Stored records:

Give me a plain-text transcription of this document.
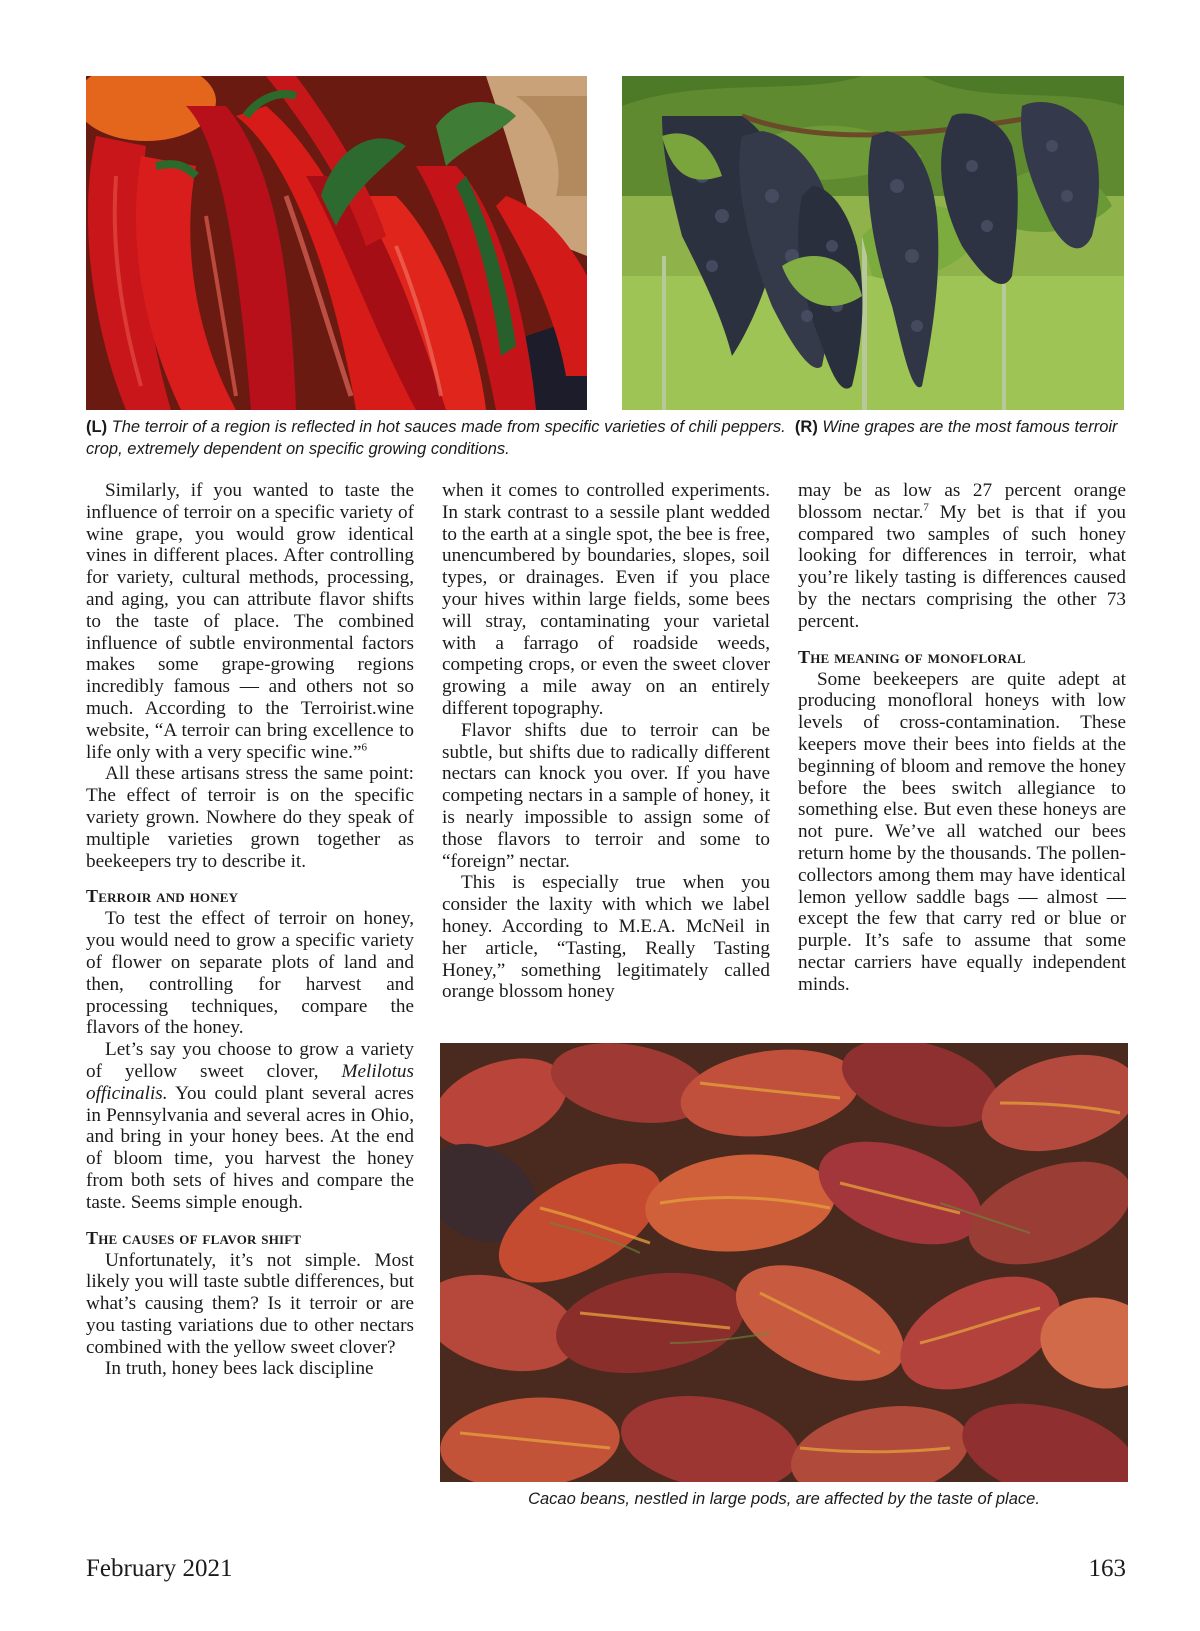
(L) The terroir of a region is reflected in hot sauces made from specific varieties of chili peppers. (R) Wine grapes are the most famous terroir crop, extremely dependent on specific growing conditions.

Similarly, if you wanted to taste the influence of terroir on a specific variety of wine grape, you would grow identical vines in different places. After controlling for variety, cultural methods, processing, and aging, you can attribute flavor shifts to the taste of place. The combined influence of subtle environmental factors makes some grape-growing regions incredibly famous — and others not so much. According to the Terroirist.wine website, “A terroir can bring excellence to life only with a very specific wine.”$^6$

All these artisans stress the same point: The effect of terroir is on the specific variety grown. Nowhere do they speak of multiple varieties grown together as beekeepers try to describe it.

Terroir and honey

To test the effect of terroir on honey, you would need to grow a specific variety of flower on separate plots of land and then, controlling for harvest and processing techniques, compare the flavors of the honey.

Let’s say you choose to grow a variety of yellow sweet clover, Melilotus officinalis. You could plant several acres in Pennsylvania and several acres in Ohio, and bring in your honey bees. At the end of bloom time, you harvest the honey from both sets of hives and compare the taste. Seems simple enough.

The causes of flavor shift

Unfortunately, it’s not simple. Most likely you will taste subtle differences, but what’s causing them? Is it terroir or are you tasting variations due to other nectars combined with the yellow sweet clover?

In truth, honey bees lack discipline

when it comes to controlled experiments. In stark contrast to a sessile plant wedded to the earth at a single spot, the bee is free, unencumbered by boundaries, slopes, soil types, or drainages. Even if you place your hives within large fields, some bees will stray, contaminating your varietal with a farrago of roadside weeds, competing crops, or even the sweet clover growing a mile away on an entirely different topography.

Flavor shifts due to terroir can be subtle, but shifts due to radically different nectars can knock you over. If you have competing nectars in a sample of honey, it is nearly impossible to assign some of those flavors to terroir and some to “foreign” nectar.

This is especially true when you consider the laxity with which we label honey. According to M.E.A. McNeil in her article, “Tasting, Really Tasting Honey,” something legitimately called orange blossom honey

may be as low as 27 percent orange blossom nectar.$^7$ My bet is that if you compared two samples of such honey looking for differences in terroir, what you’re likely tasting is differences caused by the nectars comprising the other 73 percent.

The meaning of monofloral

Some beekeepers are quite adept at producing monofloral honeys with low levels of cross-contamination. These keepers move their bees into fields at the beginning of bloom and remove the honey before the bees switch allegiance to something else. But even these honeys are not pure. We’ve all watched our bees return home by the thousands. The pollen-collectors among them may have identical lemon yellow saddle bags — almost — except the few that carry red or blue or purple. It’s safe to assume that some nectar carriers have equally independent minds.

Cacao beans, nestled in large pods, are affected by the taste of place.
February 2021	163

* * *

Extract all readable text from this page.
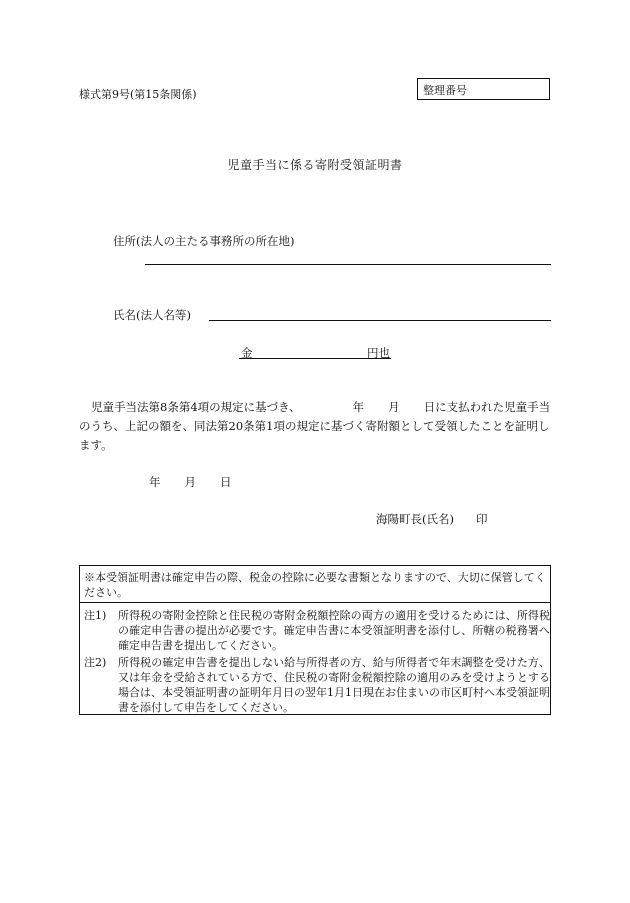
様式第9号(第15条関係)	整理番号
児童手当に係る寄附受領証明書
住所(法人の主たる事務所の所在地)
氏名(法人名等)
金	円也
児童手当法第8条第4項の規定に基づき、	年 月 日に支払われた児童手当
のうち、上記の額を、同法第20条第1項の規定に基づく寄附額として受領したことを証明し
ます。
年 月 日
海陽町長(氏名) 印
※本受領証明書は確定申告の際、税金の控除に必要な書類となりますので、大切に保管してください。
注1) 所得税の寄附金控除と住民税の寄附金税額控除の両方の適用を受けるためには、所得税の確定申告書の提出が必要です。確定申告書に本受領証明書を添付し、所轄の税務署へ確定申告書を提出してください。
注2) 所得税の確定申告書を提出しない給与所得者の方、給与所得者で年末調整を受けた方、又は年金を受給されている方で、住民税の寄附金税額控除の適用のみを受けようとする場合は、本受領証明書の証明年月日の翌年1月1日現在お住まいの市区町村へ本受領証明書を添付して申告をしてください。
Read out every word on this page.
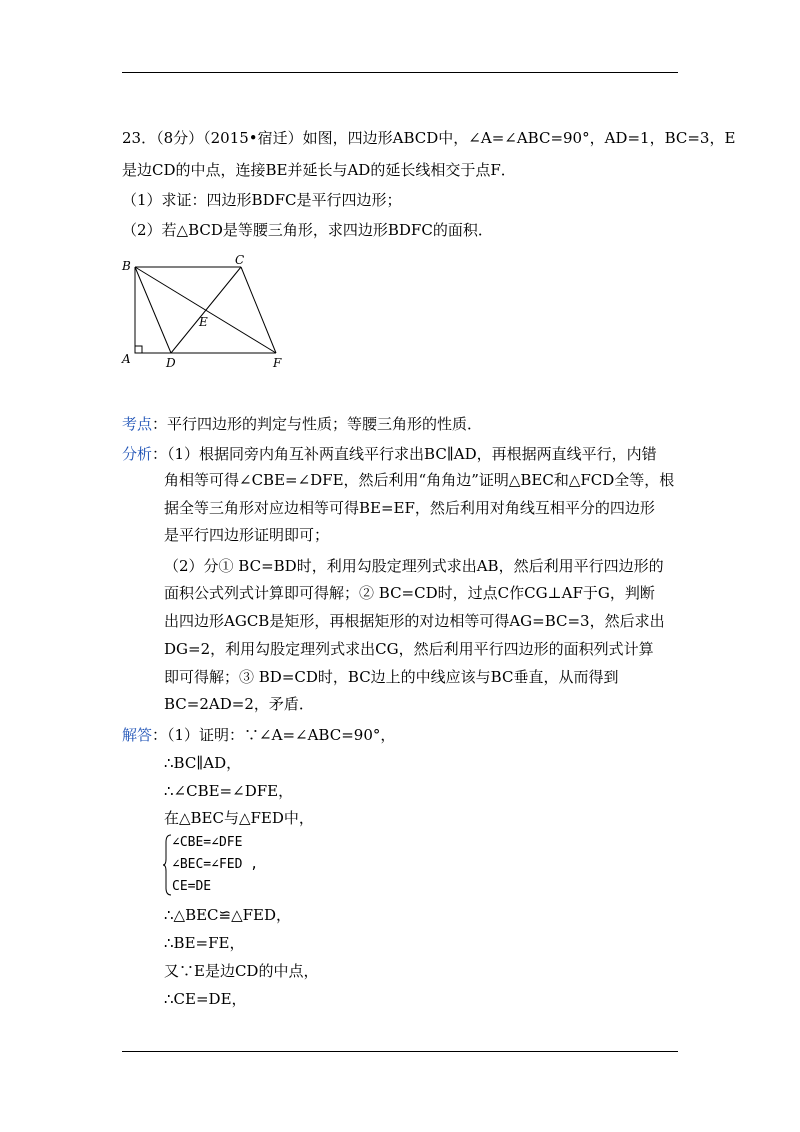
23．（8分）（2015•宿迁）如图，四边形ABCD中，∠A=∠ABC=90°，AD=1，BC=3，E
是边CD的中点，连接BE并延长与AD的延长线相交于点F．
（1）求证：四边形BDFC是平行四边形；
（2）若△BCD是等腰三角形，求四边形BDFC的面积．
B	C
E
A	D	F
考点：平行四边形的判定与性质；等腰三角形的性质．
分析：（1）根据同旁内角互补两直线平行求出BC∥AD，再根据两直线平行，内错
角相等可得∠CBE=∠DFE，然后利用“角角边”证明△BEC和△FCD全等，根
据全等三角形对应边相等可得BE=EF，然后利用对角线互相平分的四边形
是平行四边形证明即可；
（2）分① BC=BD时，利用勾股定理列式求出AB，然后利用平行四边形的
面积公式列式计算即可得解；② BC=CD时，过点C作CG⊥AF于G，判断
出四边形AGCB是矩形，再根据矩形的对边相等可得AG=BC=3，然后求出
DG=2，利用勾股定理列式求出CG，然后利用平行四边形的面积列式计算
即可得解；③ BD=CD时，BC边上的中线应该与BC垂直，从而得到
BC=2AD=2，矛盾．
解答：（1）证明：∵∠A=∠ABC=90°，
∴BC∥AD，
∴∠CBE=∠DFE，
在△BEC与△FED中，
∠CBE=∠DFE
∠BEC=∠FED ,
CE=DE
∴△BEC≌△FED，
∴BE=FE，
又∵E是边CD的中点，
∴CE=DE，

* * *

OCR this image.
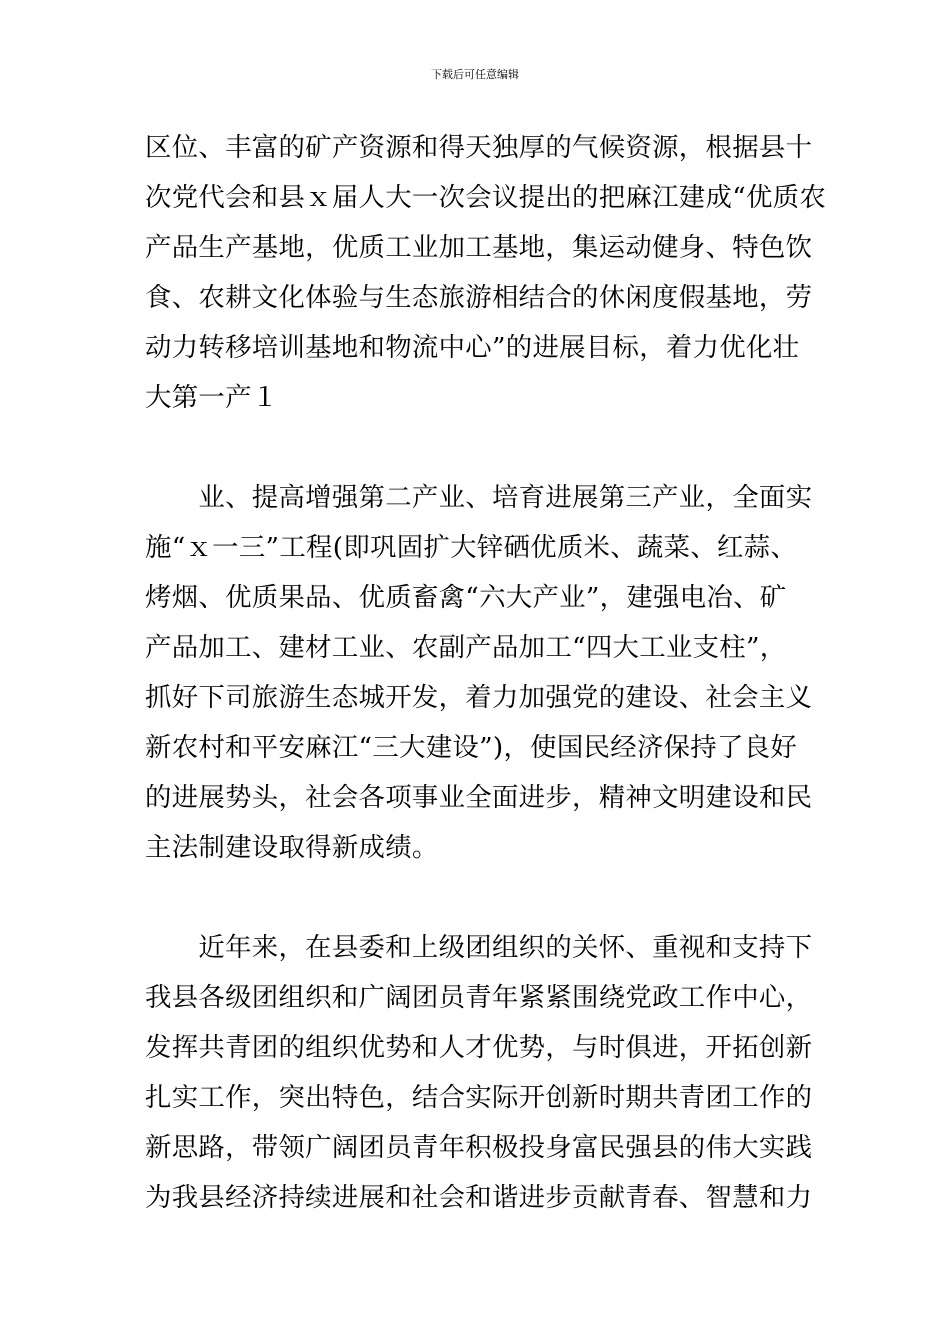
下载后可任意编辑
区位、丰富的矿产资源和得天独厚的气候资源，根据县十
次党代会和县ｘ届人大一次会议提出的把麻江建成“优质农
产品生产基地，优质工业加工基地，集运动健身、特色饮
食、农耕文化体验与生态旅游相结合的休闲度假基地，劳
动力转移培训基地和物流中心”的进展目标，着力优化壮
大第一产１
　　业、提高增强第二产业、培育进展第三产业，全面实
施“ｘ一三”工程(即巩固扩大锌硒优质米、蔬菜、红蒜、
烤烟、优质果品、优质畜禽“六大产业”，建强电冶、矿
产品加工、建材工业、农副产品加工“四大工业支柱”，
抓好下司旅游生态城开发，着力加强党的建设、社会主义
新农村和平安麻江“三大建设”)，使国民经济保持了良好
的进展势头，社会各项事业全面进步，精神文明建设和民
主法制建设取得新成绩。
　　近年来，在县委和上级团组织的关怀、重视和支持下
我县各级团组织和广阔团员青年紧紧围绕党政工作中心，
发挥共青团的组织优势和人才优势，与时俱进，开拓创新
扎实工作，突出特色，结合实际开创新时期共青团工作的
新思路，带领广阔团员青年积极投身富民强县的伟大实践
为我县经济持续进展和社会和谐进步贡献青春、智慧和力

» Request
Show each line of the data that contains the string "likely".

» Result below
Unfortunately, it’s not simple. Most likely you will taste subtle differences, but what’s causing them? Is it terroir or are you tasting variations due to other nectars combined with the yellow sweet clover?
may be as low as 27 percent orange blossom nectar.$^7$ My bet is that if you compared two samples of such honey looking for differences in terroir, what you’re likely tasting is differences caused by the nectars comprising the other 73 percent.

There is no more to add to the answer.